### What is required
Select the lines that contain "Clim" and copy each of them.

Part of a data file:
* START *

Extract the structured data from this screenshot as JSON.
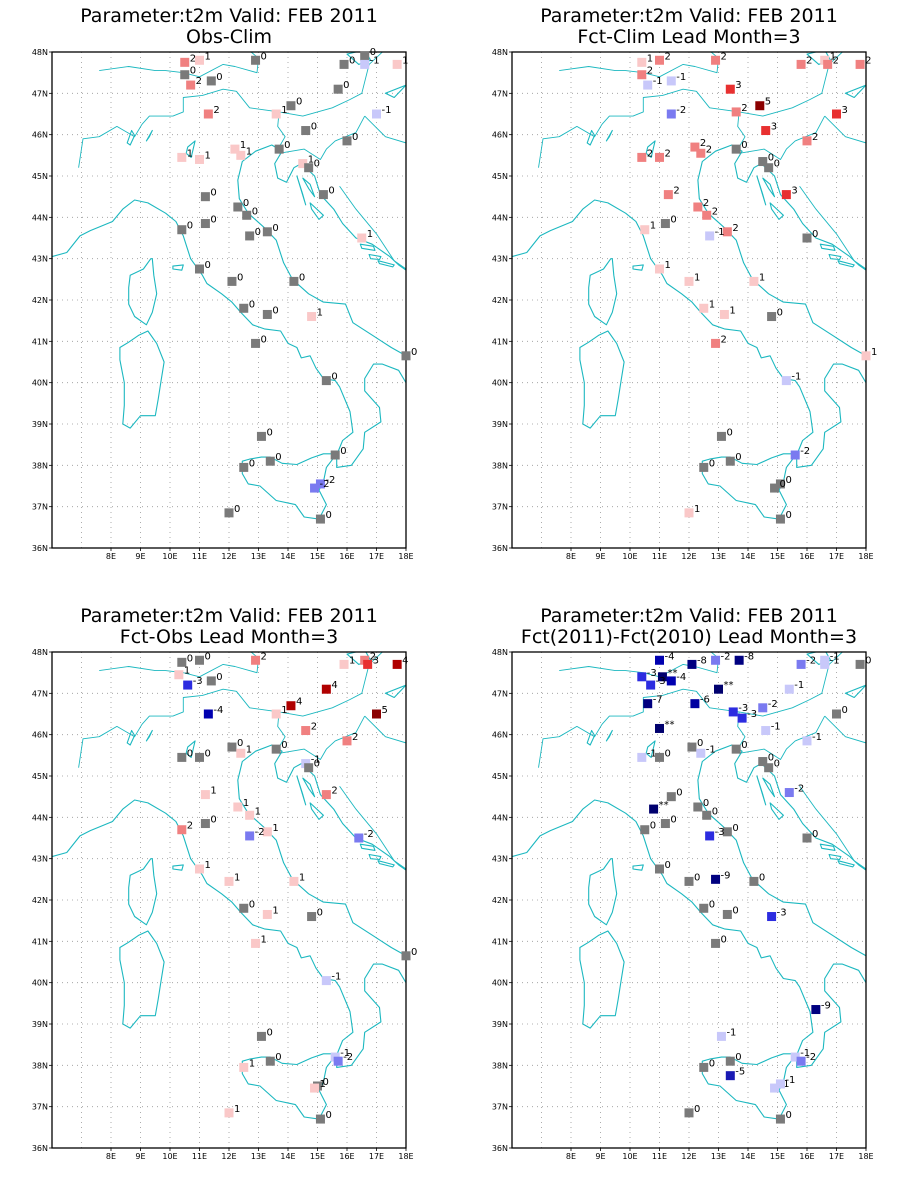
{
  "page": {
    "background": "#ffffff"
  },
  "style": {
    "frame_color": "#000000",
    "coast_color": "#1cb8c0",
    "grid_color": "#999999",
    "levels": {
      "-9": "#000080",
      "-8": "#000080",
      "-7": "#000080",
      "-6": "#0000a0",
      "-5": "#1a1ab4",
      "-4": "#0000b0",
      "-3": "#2c2ce0",
      "-2": "#7a7af0",
      "-1": "#c8c8fa",
      "0": "#7a7a7a",
      "1": "#fac8c8",
      "2": "#f08080",
      "3": "#e83030",
      "4": "#b00000",
      "5": "#8b0000",
      "**": "#00006e"
    }
  },
  "axes": {
    "x_ticks": [
      "8E",
      "9E",
      "10E",
      "11E",
      "12E",
      "13E",
      "14E",
      "15E",
      "16E",
      "17E",
      "18E"
    ],
    "y_ticks": [
      "36N",
      "37N",
      "38N",
      "39N",
      "40N",
      "41N",
      "42N",
      "43N",
      "44N",
      "45N",
      "46N",
      "47N",
      "48N"
    ]
  },
  "panels": [
    {
      "title1": "Parameter:t2m Valid: FEB 2011",
      "title2": "Obs-Clim",
      "stations": [
        {
          "lon": 10.5,
          "lat": 47.75,
          "v": "2"
        },
        {
          "lon": 11.0,
          "lat": 47.8,
          "v": "1"
        },
        {
          "lon": 12.9,
          "lat": 47.8,
          "v": "0"
        },
        {
          "lon": 16.6,
          "lat": 47.9,
          "v": "0"
        },
        {
          "lon": 16.6,
          "lat": 47.7,
          "v": "-1"
        },
        {
          "lon": 17.7,
          "lat": 47.7,
          "v": "1"
        },
        {
          "lon": 10.5,
          "lat": 47.45,
          "v": "0"
        },
        {
          "lon": 11.4,
          "lat": 47.3,
          "v": "0"
        },
        {
          "lon": 10.7,
          "lat": 47.2,
          "v": "2"
        },
        {
          "lon": 15.9,
          "lat": 47.7,
          "v": "0"
        },
        {
          "lon": 15.7,
          "lat": 47.1,
          "v": "0"
        },
        {
          "lon": 14.1,
          "lat": 46.7,
          "v": "0"
        },
        {
          "lon": 13.6,
          "lat": 46.5,
          "v": "1"
        },
        {
          "lon": 11.3,
          "lat": 46.5,
          "v": "2"
        },
        {
          "lon": 17.0,
          "lat": 46.5,
          "v": "-1"
        },
        {
          "lon": 14.6,
          "lat": 46.1,
          "v": "0"
        },
        {
          "lon": 16.0,
          "lat": 45.85,
          "v": "0"
        },
        {
          "lon": 12.2,
          "lat": 45.65,
          "v": "1"
        },
        {
          "lon": 12.4,
          "lat": 45.5,
          "v": "1"
        },
        {
          "lon": 13.7,
          "lat": 45.65,
          "v": "0"
        },
        {
          "lon": 10.4,
          "lat": 45.45,
          "v": "1"
        },
        {
          "lon": 11.0,
          "lat": 45.4,
          "v": "1"
        },
        {
          "lon": 14.5,
          "lat": 45.3,
          "v": "1"
        },
        {
          "lon": 14.7,
          "lat": 45.2,
          "v": "0"
        },
        {
          "lon": 11.2,
          "lat": 44.5,
          "v": "0"
        },
        {
          "lon": 15.2,
          "lat": 44.55,
          "v": "0"
        },
        {
          "lon": 12.3,
          "lat": 44.25,
          "v": "0"
        },
        {
          "lon": 12.6,
          "lat": 44.05,
          "v": "0"
        },
        {
          "lon": 11.2,
          "lat": 43.85,
          "v": "0"
        },
        {
          "lon": 10.4,
          "lat": 43.7,
          "v": "0"
        },
        {
          "lon": 13.3,
          "lat": 43.65,
          "v": "0"
        },
        {
          "lon": 12.7,
          "lat": 43.55,
          "v": "0"
        },
        {
          "lon": 16.5,
          "lat": 43.5,
          "v": "1"
        },
        {
          "lon": 11.0,
          "lat": 42.75,
          "v": "0"
        },
        {
          "lon": 12.1,
          "lat": 42.45,
          "v": "0"
        },
        {
          "lon": 14.2,
          "lat": 42.45,
          "v": "0"
        },
        {
          "lon": 12.5,
          "lat": 41.8,
          "v": "0"
        },
        {
          "lon": 13.3,
          "lat": 41.65,
          "v": "0"
        },
        {
          "lon": 14.8,
          "lat": 41.6,
          "v": "1"
        },
        {
          "lon": 12.9,
          "lat": 40.95,
          "v": "0"
        },
        {
          "lon": 18.0,
          "lat": 40.65,
          "v": "0"
        },
        {
          "lon": 15.3,
          "lat": 40.05,
          "v": "0"
        },
        {
          "lon": 13.1,
          "lat": 38.7,
          "v": "0"
        },
        {
          "lon": 15.6,
          "lat": 38.25,
          "v": "0"
        },
        {
          "lon": 13.4,
          "lat": 38.1,
          "v": "0"
        },
        {
          "lon": 12.5,
          "lat": 37.95,
          "v": "0"
        },
        {
          "lon": 15.1,
          "lat": 37.55,
          "v": "-2"
        },
        {
          "lon": 14.9,
          "lat": 37.45,
          "v": "-2"
        },
        {
          "lon": 12.0,
          "lat": 36.85,
          "v": "0"
        },
        {
          "lon": 15.1,
          "lat": 36.7,
          "v": "0"
        }
      ]
    },
    {
      "title1": "Parameter:t2m Valid: FEB 2011",
      "title2": "Fct-Clim Lead Month=3",
      "stations": [
        {
          "lon": 10.4,
          "lat": 47.75,
          "v": "1"
        },
        {
          "lon": 11.0,
          "lat": 47.8,
          "v": "2"
        },
        {
          "lon": 12.9,
          "lat": 47.8,
          "v": "2"
        },
        {
          "lon": 15.8,
          "lat": 47.7,
          "v": "2"
        },
        {
          "lon": 16.6,
          "lat": 47.8,
          "v": "1"
        },
        {
          "lon": 16.7,
          "lat": 47.7,
          "v": "2"
        },
        {
          "lon": 17.8,
          "lat": 47.7,
          "v": "2"
        },
        {
          "lon": 10.4,
          "lat": 47.45,
          "v": "2"
        },
        {
          "lon": 11.4,
          "lat": 47.3,
          "v": "-1"
        },
        {
          "lon": 10.6,
          "lat": 47.2,
          "v": "-1"
        },
        {
          "lon": 13.4,
          "lat": 47.1,
          "v": "3"
        },
        {
          "lon": 14.4,
          "lat": 46.7,
          "v": "5"
        },
        {
          "lon": 13.6,
          "lat": 46.55,
          "v": "2"
        },
        {
          "lon": 11.4,
          "lat": 46.5,
          "v": "-2"
        },
        {
          "lon": 17.0,
          "lat": 46.5,
          "v": "3"
        },
        {
          "lon": 14.6,
          "lat": 46.1,
          "v": "3"
        },
        {
          "lon": 16.0,
          "lat": 45.85,
          "v": "2"
        },
        {
          "lon": 12.2,
          "lat": 45.7,
          "v": "2"
        },
        {
          "lon": 12.4,
          "lat": 45.55,
          "v": "2"
        },
        {
          "lon": 13.6,
          "lat": 45.65,
          "v": "0"
        },
        {
          "lon": 10.4,
          "lat": 45.45,
          "v": "2"
        },
        {
          "lon": 11.0,
          "lat": 45.45,
          "v": "2"
        },
        {
          "lon": 14.5,
          "lat": 45.35,
          "v": "0"
        },
        {
          "lon": 14.7,
          "lat": 45.2,
          "v": "0"
        },
        {
          "lon": 11.3,
          "lat": 44.55,
          "v": "2"
        },
        {
          "lon": 15.3,
          "lat": 44.55,
          "v": "3"
        },
        {
          "lon": 12.3,
          "lat": 44.25,
          "v": "2"
        },
        {
          "lon": 12.6,
          "lat": 44.05,
          "v": "2"
        },
        {
          "lon": 11.2,
          "lat": 43.85,
          "v": "0"
        },
        {
          "lon": 10.5,
          "lat": 43.7,
          "v": "1"
        },
        {
          "lon": 13.3,
          "lat": 43.65,
          "v": "2"
        },
        {
          "lon": 12.7,
          "lat": 43.55,
          "v": "-1"
        },
        {
          "lon": 16.0,
          "lat": 43.5,
          "v": "0"
        },
        {
          "lon": 11.0,
          "lat": 42.75,
          "v": "1"
        },
        {
          "lon": 12.0,
          "lat": 42.45,
          "v": "1"
        },
        {
          "lon": 14.2,
          "lat": 42.45,
          "v": "1"
        },
        {
          "lon": 12.5,
          "lat": 41.8,
          "v": "1"
        },
        {
          "lon": 13.2,
          "lat": 41.65,
          "v": "1"
        },
        {
          "lon": 14.8,
          "lat": 41.6,
          "v": "0"
        },
        {
          "lon": 12.9,
          "lat": 40.95,
          "v": "2"
        },
        {
          "lon": 18.0,
          "lat": 40.65,
          "v": "1"
        },
        {
          "lon": 15.3,
          "lat": 40.05,
          "v": "-1"
        },
        {
          "lon": 13.1,
          "lat": 38.7,
          "v": "0"
        },
        {
          "lon": 15.6,
          "lat": 38.25,
          "v": "-2"
        },
        {
          "lon": 13.4,
          "lat": 38.1,
          "v": "0"
        },
        {
          "lon": 12.5,
          "lat": 37.95,
          "v": "0"
        },
        {
          "lon": 15.1,
          "lat": 37.55,
          "v": "0"
        },
        {
          "lon": 14.9,
          "lat": 37.45,
          "v": "0"
        },
        {
          "lon": 12.0,
          "lat": 36.85,
          "v": "1"
        },
        {
          "lon": 15.1,
          "lat": 36.7,
          "v": "0"
        }
      ]
    },
    {
      "title1": "Parameter:t2m Valid: FEB 2011",
      "title2": "Fct-Obs Lead Month=3",
      "stations": [
        {
          "lon": 10.4,
          "lat": 47.75,
          "v": "0"
        },
        {
          "lon": 11.0,
          "lat": 47.8,
          "v": "0"
        },
        {
          "lon": 12.9,
          "lat": 47.8,
          "v": "2"
        },
        {
          "lon": 15.9,
          "lat": 47.7,
          "v": "1"
        },
        {
          "lon": 16.6,
          "lat": 47.8,
          "v": "2"
        },
        {
          "lon": 16.7,
          "lat": 47.7,
          "v": "3"
        },
        {
          "lon": 17.7,
          "lat": 47.7,
          "v": "4"
        },
        {
          "lon": 10.3,
          "lat": 47.45,
          "v": "1"
        },
        {
          "lon": 11.4,
          "lat": 47.3,
          "v": "0"
        },
        {
          "lon": 10.6,
          "lat": 47.2,
          "v": "-3"
        },
        {
          "lon": 15.3,
          "lat": 47.1,
          "v": "4"
        },
        {
          "lon": 14.1,
          "lat": 46.7,
          "v": "4"
        },
        {
          "lon": 13.6,
          "lat": 46.5,
          "v": "1"
        },
        {
          "lon": 11.3,
          "lat": 46.5,
          "v": "-4"
        },
        {
          "lon": 17.0,
          "lat": 46.5,
          "v": "5"
        },
        {
          "lon": 14.6,
          "lat": 46.1,
          "v": "2"
        },
        {
          "lon": 16.0,
          "lat": 45.85,
          "v": "2"
        },
        {
          "lon": 12.1,
          "lat": 45.7,
          "v": "0"
        },
        {
          "lon": 12.4,
          "lat": 45.55,
          "v": "1"
        },
        {
          "lon": 13.6,
          "lat": 45.65,
          "v": "0"
        },
        {
          "lon": 10.4,
          "lat": 45.45,
          "v": "0"
        },
        {
          "lon": 11.0,
          "lat": 45.45,
          "v": "0"
        },
        {
          "lon": 14.6,
          "lat": 45.3,
          "v": "-1"
        },
        {
          "lon": 14.7,
          "lat": 45.2,
          "v": "0"
        },
        {
          "lon": 11.2,
          "lat": 44.55,
          "v": "1"
        },
        {
          "lon": 15.3,
          "lat": 44.55,
          "v": "2"
        },
        {
          "lon": 12.3,
          "lat": 44.25,
          "v": "1"
        },
        {
          "lon": 12.7,
          "lat": 44.05,
          "v": "1"
        },
        {
          "lon": 11.2,
          "lat": 43.85,
          "v": "0"
        },
        {
          "lon": 10.4,
          "lat": 43.7,
          "v": "2"
        },
        {
          "lon": 13.3,
          "lat": 43.65,
          "v": "1"
        },
        {
          "lon": 12.7,
          "lat": 43.55,
          "v": "-2"
        },
        {
          "lon": 16.4,
          "lat": 43.5,
          "v": "-2"
        },
        {
          "lon": 11.0,
          "lat": 42.75,
          "v": "1"
        },
        {
          "lon": 12.0,
          "lat": 42.45,
          "v": "1"
        },
        {
          "lon": 14.2,
          "lat": 42.45,
          "v": "1"
        },
        {
          "lon": 12.5,
          "lat": 41.8,
          "v": "0"
        },
        {
          "lon": 13.3,
          "lat": 41.65,
          "v": "1"
        },
        {
          "lon": 14.8,
          "lat": 41.6,
          "v": "0"
        },
        {
          "lon": 12.9,
          "lat": 40.95,
          "v": "1"
        },
        {
          "lon": 18.0,
          "lat": 40.65,
          "v": "0"
        },
        {
          "lon": 15.3,
          "lat": 40.05,
          "v": "-1"
        },
        {
          "lon": 13.1,
          "lat": 38.7,
          "v": "0"
        },
        {
          "lon": 15.6,
          "lat": 38.2,
          "v": "-1"
        },
        {
          "lon": 15.7,
          "lat": 38.1,
          "v": "-2"
        },
        {
          "lon": 13.4,
          "lat": 38.1,
          "v": "0"
        },
        {
          "lon": 12.5,
          "lat": 37.95,
          "v": "1"
        },
        {
          "lon": 15.0,
          "lat": 37.5,
          "v": "0"
        },
        {
          "lon": 14.9,
          "lat": 37.45,
          "v": "1"
        },
        {
          "lon": 12.0,
          "lat": 36.85,
          "v": "1"
        },
        {
          "lon": 15.1,
          "lat": 36.7,
          "v": "0"
        }
      ]
    },
    {
      "title1": "Parameter:t2m Valid: FEB 2011",
      "title2": "Fct(2011)-Fct(2010) Lead Month=3",
      "stations": [
        {
          "lon": 11.0,
          "lat": 47.8,
          "v": "-4"
        },
        {
          "lon": 12.1,
          "lat": 47.7,
          "v": "-8"
        },
        {
          "lon": 12.9,
          "lat": 47.8,
          "v": "-2"
        },
        {
          "lon": 13.7,
          "lat": 47.8,
          "v": "-8"
        },
        {
          "lon": 15.8,
          "lat": 47.7,
          "v": "-2"
        },
        {
          "lon": 16.6,
          "lat": 47.8,
          "v": "-1"
        },
        {
          "lon": 16.6,
          "lat": 47.7,
          "v": "-1"
        },
        {
          "lon": 17.8,
          "lat": 47.7,
          "v": "0"
        },
        {
          "lon": 10.4,
          "lat": 47.4,
          "v": "-3"
        },
        {
          "lon": 11.1,
          "lat": 47.4,
          "v": "**"
        },
        {
          "lon": 11.4,
          "lat": 47.3,
          "v": "-4"
        },
        {
          "lon": 10.7,
          "lat": 47.2,
          "v": "-3"
        },
        {
          "lon": 13.0,
          "lat": 47.1,
          "v": "**"
        },
        {
          "lon": 15.4,
          "lat": 47.1,
          "v": "-1"
        },
        {
          "lon": 10.6,
          "lat": 46.75,
          "v": "-7"
        },
        {
          "lon": 12.2,
          "lat": 46.75,
          "v": "-6"
        },
        {
          "lon": 13.5,
          "lat": 46.55,
          "v": "-3"
        },
        {
          "lon": 14.5,
          "lat": 46.65,
          "v": "-2"
        },
        {
          "lon": 13.8,
          "lat": 46.4,
          "v": "-3"
        },
        {
          "lon": 17.0,
          "lat": 46.5,
          "v": "0"
        },
        {
          "lon": 11.0,
          "lat": 46.15,
          "v": "**"
        },
        {
          "lon": 14.6,
          "lat": 46.1,
          "v": "-1"
        },
        {
          "lon": 16.0,
          "lat": 45.85,
          "v": "-1"
        },
        {
          "lon": 12.1,
          "lat": 45.7,
          "v": "0"
        },
        {
          "lon": 12.4,
          "lat": 45.55,
          "v": "-1"
        },
        {
          "lon": 13.6,
          "lat": 45.65,
          "v": "0"
        },
        {
          "lon": 10.4,
          "lat": 45.45,
          "v": "-1"
        },
        {
          "lon": 11.0,
          "lat": 45.45,
          "v": "0"
        },
        {
          "lon": 14.5,
          "lat": 45.35,
          "v": "0"
        },
        {
          "lon": 14.7,
          "lat": 45.2,
          "v": "0"
        },
        {
          "lon": 11.4,
          "lat": 44.5,
          "v": "0"
        },
        {
          "lon": 15.4,
          "lat": 44.6,
          "v": "-2"
        },
        {
          "lon": 10.8,
          "lat": 44.2,
          "v": "**"
        },
        {
          "lon": 12.3,
          "lat": 44.25,
          "v": "0"
        },
        {
          "lon": 12.6,
          "lat": 44.05,
          "v": "0"
        },
        {
          "lon": 11.2,
          "lat": 43.85,
          "v": "0"
        },
        {
          "lon": 10.5,
          "lat": 43.7,
          "v": "0"
        },
        {
          "lon": 13.3,
          "lat": 43.65,
          "v": "0"
        },
        {
          "lon": 12.7,
          "lat": 43.55,
          "v": "-3"
        },
        {
          "lon": 16.0,
          "lat": 43.5,
          "v": "0"
        },
        {
          "lon": 11.0,
          "lat": 42.75,
          "v": "0"
        },
        {
          "lon": 12.0,
          "lat": 42.45,
          "v": "0"
        },
        {
          "lon": 12.9,
          "lat": 42.5,
          "v": "-9"
        },
        {
          "lon": 14.2,
          "lat": 42.45,
          "v": "0"
        },
        {
          "lon": 12.5,
          "lat": 41.8,
          "v": "0"
        },
        {
          "lon": 13.3,
          "lat": 41.65,
          "v": "0"
        },
        {
          "lon": 14.8,
          "lat": 41.6,
          "v": "-3"
        },
        {
          "lon": 12.9,
          "lat": 40.95,
          "v": "0"
        },
        {
          "lon": 16.3,
          "lat": 39.35,
          "v": "-9"
        },
        {
          "lon": 13.1,
          "lat": 38.7,
          "v": "-1"
        },
        {
          "lon": 15.6,
          "lat": 38.2,
          "v": "-1"
        },
        {
          "lon": 15.8,
          "lat": 38.1,
          "v": "-2"
        },
        {
          "lon": 13.4,
          "lat": 38.1,
          "v": "0"
        },
        {
          "lon": 12.5,
          "lat": 37.95,
          "v": "0"
        },
        {
          "lon": 13.4,
          "lat": 37.75,
          "v": "-5"
        },
        {
          "lon": 14.9,
          "lat": 37.45,
          "v": "-1"
        },
        {
          "lon": 15.1,
          "lat": 37.55,
          "v": "-1"
        },
        {
          "lon": 12.0,
          "lat": 36.85,
          "v": "0"
        },
        {
          "lon": 15.1,
          "lat": 36.7,
          "v": "0"
        }
      ]
    }
  ]
}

* END *

### Correct output
      "title2": "Obs-Clim",
      "title2": "Fct-Clim Lead Month=3",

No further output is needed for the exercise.